>>>>
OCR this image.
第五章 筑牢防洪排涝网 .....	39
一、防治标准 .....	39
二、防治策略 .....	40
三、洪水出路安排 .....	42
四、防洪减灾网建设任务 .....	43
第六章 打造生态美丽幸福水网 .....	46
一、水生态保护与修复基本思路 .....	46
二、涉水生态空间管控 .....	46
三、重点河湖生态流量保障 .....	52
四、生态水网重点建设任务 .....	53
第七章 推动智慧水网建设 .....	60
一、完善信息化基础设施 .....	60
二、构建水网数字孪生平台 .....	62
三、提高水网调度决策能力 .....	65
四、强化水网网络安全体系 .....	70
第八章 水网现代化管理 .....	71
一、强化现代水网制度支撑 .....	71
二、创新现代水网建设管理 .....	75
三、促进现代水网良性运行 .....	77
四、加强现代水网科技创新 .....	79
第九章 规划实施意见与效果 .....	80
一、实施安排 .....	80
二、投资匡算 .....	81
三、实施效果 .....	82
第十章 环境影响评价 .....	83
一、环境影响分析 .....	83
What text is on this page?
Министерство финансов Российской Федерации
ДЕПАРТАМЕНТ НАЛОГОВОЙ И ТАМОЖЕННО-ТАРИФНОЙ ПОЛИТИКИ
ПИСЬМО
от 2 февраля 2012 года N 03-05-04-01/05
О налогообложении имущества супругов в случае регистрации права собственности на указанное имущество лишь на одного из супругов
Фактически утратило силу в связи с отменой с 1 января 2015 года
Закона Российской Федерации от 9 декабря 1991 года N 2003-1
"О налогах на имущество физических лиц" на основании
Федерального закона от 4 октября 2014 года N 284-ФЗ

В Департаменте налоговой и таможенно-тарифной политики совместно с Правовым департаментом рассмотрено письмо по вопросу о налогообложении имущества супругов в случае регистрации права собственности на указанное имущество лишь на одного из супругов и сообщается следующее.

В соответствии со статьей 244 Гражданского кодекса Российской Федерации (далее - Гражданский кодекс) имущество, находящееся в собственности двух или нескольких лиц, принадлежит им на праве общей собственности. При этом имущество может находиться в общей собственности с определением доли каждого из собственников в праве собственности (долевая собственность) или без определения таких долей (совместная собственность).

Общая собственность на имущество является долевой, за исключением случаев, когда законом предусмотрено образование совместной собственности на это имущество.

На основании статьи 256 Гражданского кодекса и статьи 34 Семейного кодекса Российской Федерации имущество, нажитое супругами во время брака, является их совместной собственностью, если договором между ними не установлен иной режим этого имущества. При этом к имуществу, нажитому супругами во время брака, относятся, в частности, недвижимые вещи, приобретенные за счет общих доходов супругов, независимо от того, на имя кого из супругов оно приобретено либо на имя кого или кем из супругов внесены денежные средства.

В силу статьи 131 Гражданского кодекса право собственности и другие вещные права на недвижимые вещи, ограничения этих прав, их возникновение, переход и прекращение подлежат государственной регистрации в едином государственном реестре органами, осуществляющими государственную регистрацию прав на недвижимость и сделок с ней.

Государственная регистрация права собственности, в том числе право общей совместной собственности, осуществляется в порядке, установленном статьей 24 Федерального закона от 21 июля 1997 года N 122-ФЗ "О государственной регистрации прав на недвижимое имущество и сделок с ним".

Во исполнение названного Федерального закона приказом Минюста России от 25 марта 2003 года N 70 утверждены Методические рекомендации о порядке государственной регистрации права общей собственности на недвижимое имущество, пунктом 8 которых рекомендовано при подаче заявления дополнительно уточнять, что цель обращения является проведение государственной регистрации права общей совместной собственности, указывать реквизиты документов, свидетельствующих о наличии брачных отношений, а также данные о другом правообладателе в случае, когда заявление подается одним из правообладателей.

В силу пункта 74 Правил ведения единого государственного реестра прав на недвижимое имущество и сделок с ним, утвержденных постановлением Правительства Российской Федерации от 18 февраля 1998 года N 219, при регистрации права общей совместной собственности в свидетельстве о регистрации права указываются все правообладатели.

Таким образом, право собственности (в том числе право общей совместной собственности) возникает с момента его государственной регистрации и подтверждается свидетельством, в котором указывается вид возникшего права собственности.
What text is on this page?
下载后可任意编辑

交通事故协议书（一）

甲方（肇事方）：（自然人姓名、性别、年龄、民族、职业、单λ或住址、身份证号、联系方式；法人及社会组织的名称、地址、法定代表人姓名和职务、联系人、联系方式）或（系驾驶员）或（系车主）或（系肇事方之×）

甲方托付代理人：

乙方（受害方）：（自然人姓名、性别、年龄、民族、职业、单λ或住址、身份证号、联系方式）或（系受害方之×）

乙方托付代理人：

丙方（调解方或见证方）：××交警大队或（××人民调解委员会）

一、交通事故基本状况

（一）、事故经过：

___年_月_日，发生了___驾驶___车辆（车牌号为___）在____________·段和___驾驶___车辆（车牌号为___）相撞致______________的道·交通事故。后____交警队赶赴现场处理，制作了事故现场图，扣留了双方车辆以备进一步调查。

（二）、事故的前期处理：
<<<<
* _Exercise requirements_: Would you give the material above again, complete and exact?

* _Exercise output_:
OCR this image.
第五章 筑牢防洪排涝网 .....	39
一、防治标准 .....	39
二、防治策略 .....	40
三、洪水出路安排 .....	42
四、防洪减灾网建设任务 .....	43
第六章 打造生态美丽幸福水网 .....	46
一、水生态保护与修复基本思路 .....	46
二、涉水生态空间管控 .....	46
三、重点河湖生态流量保障 .....	52
四、生态水网重点建设任务 .....	53
第七章 推动智慧水网建设 .....	60
一、完善信息化基础设施 .....	60
二、构建水网数字孪生平台 .....	62
三、提高水网调度决策能力 .....	65
四、强化水网网络安全体系 .....	70
第八章 水网现代化管理 .....	71
一、强化现代水网制度支撑 .....	71
二、创新现代水网建设管理 .....	75
三、促进现代水网良性运行 .....	77
四、加强现代水网科技创新 .....	79
第九章 规划实施意见与效果 .....	80
一、实施安排 .....	80
二、投资匡算 .....	81
三、实施效果 .....	82
第十章 环境影响评价 .....	83
一、环境影响分析 .....	83
What text is on this page?
Министерство финансов Российской Федерации
ДЕПАРТАМЕНТ НАЛОГОВОЙ И ТАМОЖЕННО-ТАРИФНОЙ ПОЛИТИКИ
ПИСЬМО
от 2 февраля 2012 года N 03-05-04-01/05
О налогообложении имущества супругов в случае регистрации права собственности на указанное имущество лишь на одного из супругов
Фактически утратило силу в связи с отменой с 1 января 2015 года
Закона Российской Федерации от 9 декабря 1991 года N 2003-1
"О налогах на имущество физических лиц" на основании
Федерального закона от 4 октября 2014 года N 284-ФЗ

В Департаменте налоговой и таможенно-тарифной политики совместно с Правовым департаментом рассмотрено письмо по вопросу о налогообложении имущества супругов в случае регистрации права собственности на указанное имущество лишь на одного из супругов и сообщается следующее.

В соответствии со статьей 244 Гражданского кодекса Российской Федерации (далее - Гражданский кодекс) имущество, находящееся в собственности двух или нескольких лиц, принадлежит им на праве общей собственности. При этом имущество может находиться в общей собственности с определением доли каждого из собственников в праве собственности (долевая собственность) или без определения таких долей (совместная собственность).

Общая собственность на имущество является долевой, за исключением случаев, когда законом предусмотрено образование совместной собственности на это имущество.

На основании статьи 256 Гражданского кодекса и статьи 34 Семейного кодекса Российской Федерации имущество, нажитое супругами во время брака, является их совместной собственностью, если договором между ними не установлен иной режим этого имущества. При этом к имуществу, нажитому супругами во время брака, относятся, в частности, недвижимые вещи, приобретенные за счет общих доходов супругов, независимо от того, на имя кого из супругов оно приобретено либо на имя кого или кем из супругов внесены денежные средства.

В силу статьи 131 Гражданского кодекса право собственности и другие вещные права на недвижимые вещи, ограничения этих прав, их возникновение, переход и прекращение подлежат государственной регистрации в едином государственном реестре органами, осуществляющими государственную регистрацию прав на недвижимость и сделок с ней.

Государственная регистрация права собственности, в том числе право общей совместной собственности, осуществляется в порядке, установленном статьей 24 Федерального закона от 21 июля 1997 года N 122-ФЗ "О государственной регистрации прав на недвижимое имущество и сделок с ним".

Во исполнение названного Федерального закона приказом Минюста России от 25 марта 2003 года N 70 утверждены Методические рекомендации о порядке государственной регистрации права общей собственности на недвижимое имущество, пунктом 8 которых рекомендовано при подаче заявления дополнительно уточнять, что цель обращения является проведение государственной регистрации права общей совместной собственности, указывать реквизиты документов, свидетельствующих о наличии брачных отношений, а также данные о другом правообладателе в случае, когда заявление подается одним из правообладателей.

В силу пункта 74 Правил ведения единого государственного реестра прав на недвижимое имущество и сделок с ним, утвержденных постановлением Правительства Российской Федерации от 18 февраля 1998 года N 219, при регистрации права общей совместной собственности в свидетельстве о регистрации права указываются все правообладатели.

Таким образом, право собственности (в том числе право общей совместной собственности) возникает с момента его государственной регистрации и подтверждается свидетельством, в котором указывается вид возникшего права собственности.
What text is on this page?
下载后可任意编辑

交通事故协议书（一）

甲方（肇事方）：（自然人姓名、性别、年龄、民族、职业、单λ或住址、身份证号、联系方式；法人及社会组织的名称、地址、法定代表人姓名和职务、联系人、联系方式）或（系驾驶员）或（系车主）或（系肇事方之×）

甲方托付代理人：

乙方（受害方）：（自然人姓名、性别、年龄、民族、职业、单λ或住址、身份证号、联系方式）或（系受害方之×）

乙方托付代理人：

丙方（调解方或见证方）：××交警大队或（××人民调解委员会）

一、交通事故基本状况

（一）、事故经过：

___年_月_日，发生了___驾驶___车辆（车牌号为___）在____________·段和___驾驶___车辆（车牌号为___）相撞致______________的道·交通事故。后____交警队赶赴现场处理，制作了事故现场图，扣留了双方车辆以备进一步调查。

（二）、事故的前期处理：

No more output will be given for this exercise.